PASSAGE TO READ:
────────

Dump Channels: Your Panel's Trash Compactor
Posted on: Feb 6, 2018
What is a dump channel?
Simply put, a dump (also called an exclusion) channel is used to group and exclude everything that is not of interest for your study.
This typically involves using one or more antibodies to stain antigens that are known not to be expressed by the target cell population. These signals can then simply be gated out of the final analysis, whereas any cells that are negative for the dump channel signal can proceed to further analysis.
What goes in a dump channel?
The benefit of a dump channel is that it can group multiple antibodies using the same (or similar) fluorochrome into a single channel. By combining these exclusion signals into one channel, researchers leave all other channels free for the actual analysis.
For example, consider a cell population with 3 types of cells:
- Cell type 1 (the population of interest) expresses antigen A (the marker of interest).
- Cell type 2 expresses antigens A and B.
- Cell type 3 expresses antigens A and C.
The dump channel should contain antibodies to antigens B and C, labeled with the same fluorochrome, to be excluded upon analysis.
In addition to marking antigens that are not expressed by your population of interest, viability dyes should be included in a dump channel to label dead and dying cells for exclusion. Once again, the viability dye can use the same fluorochrome as the other dump channel antibodies to be incorporated into the dump channel as well.

────────

DATA RECORDS:
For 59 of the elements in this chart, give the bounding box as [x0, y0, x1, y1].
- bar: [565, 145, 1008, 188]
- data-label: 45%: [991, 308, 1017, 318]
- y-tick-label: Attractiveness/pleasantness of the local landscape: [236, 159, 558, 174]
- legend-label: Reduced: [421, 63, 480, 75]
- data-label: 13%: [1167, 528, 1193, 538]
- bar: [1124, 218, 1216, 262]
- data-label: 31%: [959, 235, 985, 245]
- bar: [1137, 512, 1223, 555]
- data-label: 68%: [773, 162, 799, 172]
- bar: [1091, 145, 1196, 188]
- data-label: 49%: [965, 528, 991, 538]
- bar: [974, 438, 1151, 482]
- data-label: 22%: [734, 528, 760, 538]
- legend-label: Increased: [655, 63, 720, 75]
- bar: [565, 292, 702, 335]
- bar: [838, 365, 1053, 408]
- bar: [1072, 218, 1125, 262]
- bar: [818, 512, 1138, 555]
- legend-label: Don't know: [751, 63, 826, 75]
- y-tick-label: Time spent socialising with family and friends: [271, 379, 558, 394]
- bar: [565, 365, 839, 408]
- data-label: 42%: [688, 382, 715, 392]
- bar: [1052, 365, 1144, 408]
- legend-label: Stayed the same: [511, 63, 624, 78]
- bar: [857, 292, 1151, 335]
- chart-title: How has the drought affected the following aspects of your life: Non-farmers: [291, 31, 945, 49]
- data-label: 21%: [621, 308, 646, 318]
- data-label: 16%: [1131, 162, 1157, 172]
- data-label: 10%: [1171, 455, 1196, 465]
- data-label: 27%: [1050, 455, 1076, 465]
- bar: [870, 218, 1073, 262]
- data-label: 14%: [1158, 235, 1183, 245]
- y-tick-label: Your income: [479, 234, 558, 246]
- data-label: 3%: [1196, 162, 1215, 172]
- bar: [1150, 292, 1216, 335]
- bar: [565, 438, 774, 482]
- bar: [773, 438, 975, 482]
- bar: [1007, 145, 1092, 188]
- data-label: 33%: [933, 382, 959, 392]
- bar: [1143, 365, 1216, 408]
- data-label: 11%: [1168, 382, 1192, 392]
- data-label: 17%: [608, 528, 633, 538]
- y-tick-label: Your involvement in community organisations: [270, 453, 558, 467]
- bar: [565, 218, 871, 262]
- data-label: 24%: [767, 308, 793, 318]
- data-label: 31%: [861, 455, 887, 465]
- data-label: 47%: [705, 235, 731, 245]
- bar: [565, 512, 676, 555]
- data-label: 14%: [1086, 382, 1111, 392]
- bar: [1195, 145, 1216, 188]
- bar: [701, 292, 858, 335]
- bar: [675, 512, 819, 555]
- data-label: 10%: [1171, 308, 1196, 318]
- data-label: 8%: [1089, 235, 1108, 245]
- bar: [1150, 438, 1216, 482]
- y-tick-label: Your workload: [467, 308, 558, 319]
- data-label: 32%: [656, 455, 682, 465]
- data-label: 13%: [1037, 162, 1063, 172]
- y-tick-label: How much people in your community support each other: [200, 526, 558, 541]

────────

EXERCISES TO COMPLETE:
#1 Write out everything in the dump channel text from "Dump Channels: Your" down to "in a dump channel?".
#2 Extend the dump channel text, picking up after its last sentence.
The items come from a different source than the dump channel text.

EXPECTED RESPONSES:
#1
Dump Channels: Your Panel's Trash Compactor
Posted on: Feb 6, 2018
What is a dump channel?
Simply put, a dump (also called an exclusion) channel is used to group and exclude everything that is not of interest for your study.
This typically involves using one or more antibodies to stain antigens that are known not to be expressed by the target cell population. These signals can then simply be gated out of the final analysis, whereas any cells that are negative for the dump channel signal can proceed to further analysis.
What goes in a dump channel?

#2
Why should you use one?
Non-specific labeling is most common for Fc receptor-positive cells, dead and dying cells, and debris. Obviously, this can significantly skew the data and lead to false analysis.
Gating out ambiguous signal is especially important for heterogeneous cell populations to ensure that cell types are being identified properly.
A dump channel will be created where you can add as many markers as is necessary. Alternatively, you can always add additional dump channels by clicking the button again.
So, be sure to remember to include a dump channel in your next experiment design! Using these negative controls will help with your gating strategy, and combining them into a dump channel will leave all of the other channels open for you analysis.